§ **The request**: Repeat every record below exactly, omitting any pictures.

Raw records
begin
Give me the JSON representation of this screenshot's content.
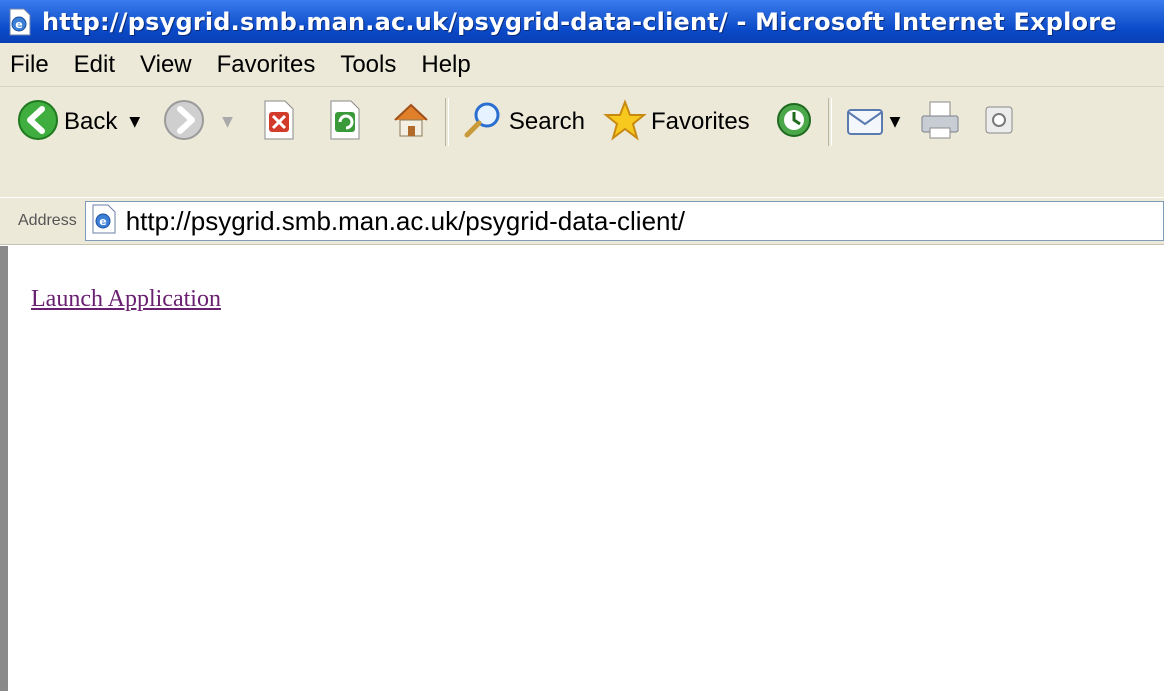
{
  "window": {
    "title": "http://psygrid.smb.man.ac.uk/psygrid-data-client/ - Microsoft Internet Explore"
  },
  "menubar": {
    "items": [
      "File",
      "Edit",
      "View",
      "Favorites",
      "Tools",
      "Help"
    ]
  },
  "toolbar": {
    "back_label": "Back",
    "search_label": "Search",
    "favorites_label": "Favorites"
  },
  "address": {
    "label": "Address",
    "url": "http://psygrid.smb.man.ac.uk/psygrid-data-client/"
  },
  "content": {
    "link_text": "Launch Application"
  },
  "colors": {
    "titlebar": "#0a49c8",
    "chrome": "#ece9d8",
    "visited_link": "#6a2070"
  }
}
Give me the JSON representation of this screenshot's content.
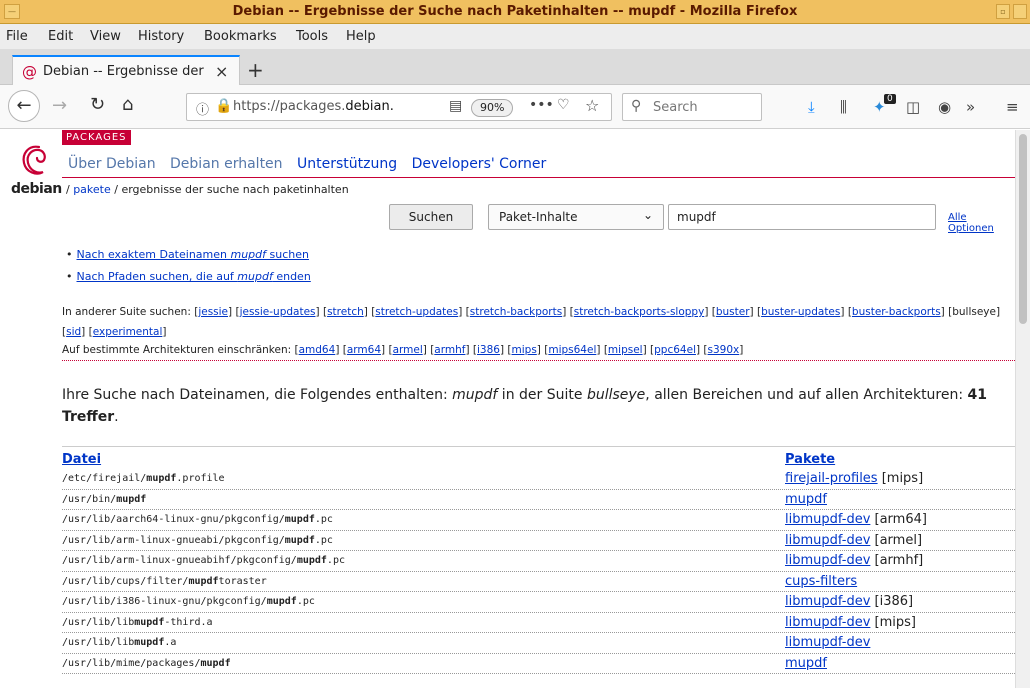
{
  "window": {
    "title": "Debian -- Ergebnisse der Suche nach Paketinhalten -- mupdf - Mozilla Firefox"
  },
  "menubar": [
    "File",
    "Edit",
    "View",
    "History",
    "Bookmarks",
    "Tools",
    "Help"
  ],
  "tab": {
    "title": "Debian -- Ergebnisse der",
    "close": "×",
    "new_tab": "+"
  },
  "navbar": {
    "url_prefix": "https://packages.",
    "url_domain": "debian.",
    "zoom": "90%",
    "search_placeholder": "Search",
    "notification_count": "0"
  },
  "site": {
    "badge": "PACKAGES",
    "logo_text": "debian",
    "nav": [
      {
        "label": "Über Debian",
        "style": "muted"
      },
      {
        "label": "Debian erhalten",
        "style": "muted"
      },
      {
        "label": "Unterstützung",
        "style": "strong"
      },
      {
        "label": "Developers' Corner",
        "style": "strong"
      }
    ],
    "breadcrumb": {
      "sep1": "/ ",
      "link": "pakete",
      "rest": " / ergebnisse der suche nach paketinhalten"
    }
  },
  "search": {
    "button": "Suchen",
    "mode": "Paket-Inhalte",
    "query": "mupdf",
    "all_options": "Alle Optionen"
  },
  "hints": [
    {
      "before": "Nach exaktem Dateinamen ",
      "em": "mupdf",
      "after": " suchen"
    },
    {
      "before": "Nach Pfaden suchen, die auf ",
      "em": "mupdf",
      "after": " enden"
    }
  ],
  "suites": {
    "label": "In anderer Suite suchen: ",
    "items": [
      "jessie",
      "jessie-updates",
      "stretch",
      "stretch-updates",
      "stretch-backports",
      "stretch-backports-sloppy",
      "buster",
      "buster-updates",
      "buster-backports",
      "bullseye",
      "sid",
      "experimental"
    ],
    "current": "bullseye"
  },
  "archs": {
    "label": "Auf bestimmte Architekturen einschränken: ",
    "items": [
      "amd64",
      "arm64",
      "armel",
      "armhf",
      "i386",
      "mips",
      "mips64el",
      "mipsel",
      "ppc64el",
      "s390x"
    ]
  },
  "result": {
    "t1": "Ihre Suche nach Dateinamen, die Folgendes enthalten: ",
    "q": "mupdf",
    "t2": " in der Suite ",
    "suite": "bullseye",
    "t3": ", allen Bereichen und auf allen Architekturen: ",
    "count": "41 Treffer",
    "t4": "."
  },
  "table": {
    "col_file": "Datei",
    "col_pkg": "Pakete",
    "rows": [
      {
        "pre": "/etc/firejail/",
        "hit": "mupdf",
        "post": ".profile",
        "pkg": "firejail-profiles",
        "arch": " [mips]"
      },
      {
        "pre": "/usr/bin/",
        "hit": "mupdf",
        "post": "",
        "pkg": "mupdf",
        "arch": ""
      },
      {
        "pre": "/usr/lib/aarch64-linux-gnu/pkgconfig/",
        "hit": "mupdf",
        "post": ".pc",
        "pkg": "libmupdf-dev",
        "arch": " [arm64]"
      },
      {
        "pre": "/usr/lib/arm-linux-gnueabi/pkgconfig/",
        "hit": "mupdf",
        "post": ".pc",
        "pkg": "libmupdf-dev",
        "arch": " [armel]"
      },
      {
        "pre": "/usr/lib/arm-linux-gnueabihf/pkgconfig/",
        "hit": "mupdf",
        "post": ".pc",
        "pkg": "libmupdf-dev",
        "arch": " [armhf]"
      },
      {
        "pre": "/usr/lib/cups/filter/",
        "hit": "mupdf",
        "post": "toraster",
        "pkg": "cups-filters",
        "arch": ""
      },
      {
        "pre": "/usr/lib/i386-linux-gnu/pkgconfig/",
        "hit": "mupdf",
        "post": ".pc",
        "pkg": "libmupdf-dev",
        "arch": " [i386]"
      },
      {
        "pre": "/usr/lib/lib",
        "hit": "mupdf",
        "post": "-third.a",
        "pkg": "libmupdf-dev",
        "arch": " [mips]"
      },
      {
        "pre": "/usr/lib/lib",
        "hit": "mupdf",
        "post": ".a",
        "pkg": "libmupdf-dev",
        "arch": ""
      },
      {
        "pre": "/usr/lib/mime/packages/",
        "hit": "mupdf",
        "post": "",
        "pkg": "mupdf",
        "arch": ""
      }
    ]
  }
}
end
§ **Exercise response**:
Give me the JSON representation of this screenshot's content.
{
  "window": {
    "title": "http://psygrid.smb.man.ac.uk/psygrid-data-client/ - Microsoft Internet Explore"
  },
  "menubar": {
    "items": [
      "File",
      "Edit",
      "View",
      "Favorites",
      "Tools",
      "Help"
    ]
  },
  "toolbar": {
    "back_label": "Back",
    "search_label": "Search",
    "favorites_label": "Favorites"
  },
  "address": {
    "label": "Address",
    "url": "http://psygrid.smb.man.ac.uk/psygrid-data-client/"
  },
  "content": {
    "link_text": "Launch Application"
  },
  "colors": {
    "titlebar": "#0a49c8",
    "chrome": "#ece9d8",
    "visited_link": "#6a2070"
  }
}
Give me the JSON representation of this screenshot's content.
{
  "window": {
    "title": "Debian -- Ergebnisse der Suche nach Paketinhalten -- mupdf - Mozilla Firefox"
  },
  "menubar": [
    "File",
    "Edit",
    "View",
    "History",
    "Bookmarks",
    "Tools",
    "Help"
  ],
  "tab": {
    "title": "Debian -- Ergebnisse der",
    "close": "×",
    "new_tab": "+"
  },
  "navbar": {
    "url_prefix": "https://packages.",
    "url_domain": "debian.",
    "zoom": "90%",
    "search_placeholder": "Search",
    "notification_count": "0"
  },
  "site": {
    "badge": "PACKAGES",
    "logo_text": "debian",
    "nav": [
      {
        "label": "Über Debian",
        "style": "muted"
      },
      {
        "label": "Debian erhalten",
        "style": "muted"
      },
      {
        "label": "Unterstützung",
        "style": "strong"
      },
      {
        "label": "Developers' Corner",
        "style": "strong"
      }
    ],
    "breadcrumb": {
      "sep1": "/ ",
      "link": "pakete",
      "rest": " / ergebnisse der suche nach paketinhalten"
    }
  },
  "search": {
    "button": "Suchen",
    "mode": "Paket-Inhalte",
    "query": "mupdf",
    "all_options": "Alle Optionen"
  },
  "hints": [
    {
      "before": "Nach exaktem Dateinamen ",
      "em": "mupdf",
      "after": " suchen"
    },
    {
      "before": "Nach Pfaden suchen, die auf ",
      "em": "mupdf",
      "after": " enden"
    }
  ],
  "suites": {
    "label": "In anderer Suite suchen: ",
    "items": [
      "jessie",
      "jessie-updates",
      "stretch",
      "stretch-updates",
      "stretch-backports",
      "stretch-backports-sloppy",
      "buster",
      "buster-updates",
      "buster-backports",
      "bullseye",
      "sid",
      "experimental"
    ],
    "current": "bullseye"
  },
  "archs": {
    "label": "Auf bestimmte Architekturen einschränken: ",
    "items": [
      "amd64",
      "arm64",
      "armel",
      "armhf",
      "i386",
      "mips",
      "mips64el",
      "mipsel",
      "ppc64el",
      "s390x"
    ]
  },
  "result": {
    "t1": "Ihre Suche nach Dateinamen, die Folgendes enthalten: ",
    "q": "mupdf",
    "t2": " in der Suite ",
    "suite": "bullseye",
    "t3": ", allen Bereichen und auf allen Architekturen: ",
    "count": "41 Treffer",
    "t4": "."
  },
  "table": {
    "col_file": "Datei",
    "col_pkg": "Pakete",
    "rows": [
      {
        "pre": "/etc/firejail/",
        "hit": "mupdf",
        "post": ".profile",
        "pkg": "firejail-profiles",
        "arch": " [mips]"
      },
      {
        "pre": "/usr/bin/",
        "hit": "mupdf",
        "post": "",
        "pkg": "mupdf",
        "arch": ""
      },
      {
        "pre": "/usr/lib/aarch64-linux-gnu/pkgconfig/",
        "hit": "mupdf",
        "post": ".pc",
        "pkg": "libmupdf-dev",
        "arch": " [arm64]"
      },
      {
        "pre": "/usr/lib/arm-linux-gnueabi/pkgconfig/",
        "hit": "mupdf",
        "post": ".pc",
        "pkg": "libmupdf-dev",
        "arch": " [armel]"
      },
      {
        "pre": "/usr/lib/arm-linux-gnueabihf/pkgconfig/",
        "hit": "mupdf",
        "post": ".pc",
        "pkg": "libmupdf-dev",
        "arch": " [armhf]"
      },
      {
        "pre": "/usr/lib/cups/filter/",
        "hit": "mupdf",
        "post": "toraster",
        "pkg": "cups-filters",
        "arch": ""
      },
      {
        "pre": "/usr/lib/i386-linux-gnu/pkgconfig/",
        "hit": "mupdf",
        "post": ".pc",
        "pkg": "libmupdf-dev",
        "arch": " [i386]"
      },
      {
        "pre": "/usr/lib/lib",
        "hit": "mupdf",
        "post": "-third.a",
        "pkg": "libmupdf-dev",
        "arch": " [mips]"
      },
      {
        "pre": "/usr/lib/lib",
        "hit": "mupdf",
        "post": ".a",
        "pkg": "libmupdf-dev",
        "arch": ""
      },
      {
        "pre": "/usr/lib/mime/packages/",
        "hit": "mupdf",
        "post": "",
        "pkg": "mupdf",
        "arch": ""
      }
    ]
  }
}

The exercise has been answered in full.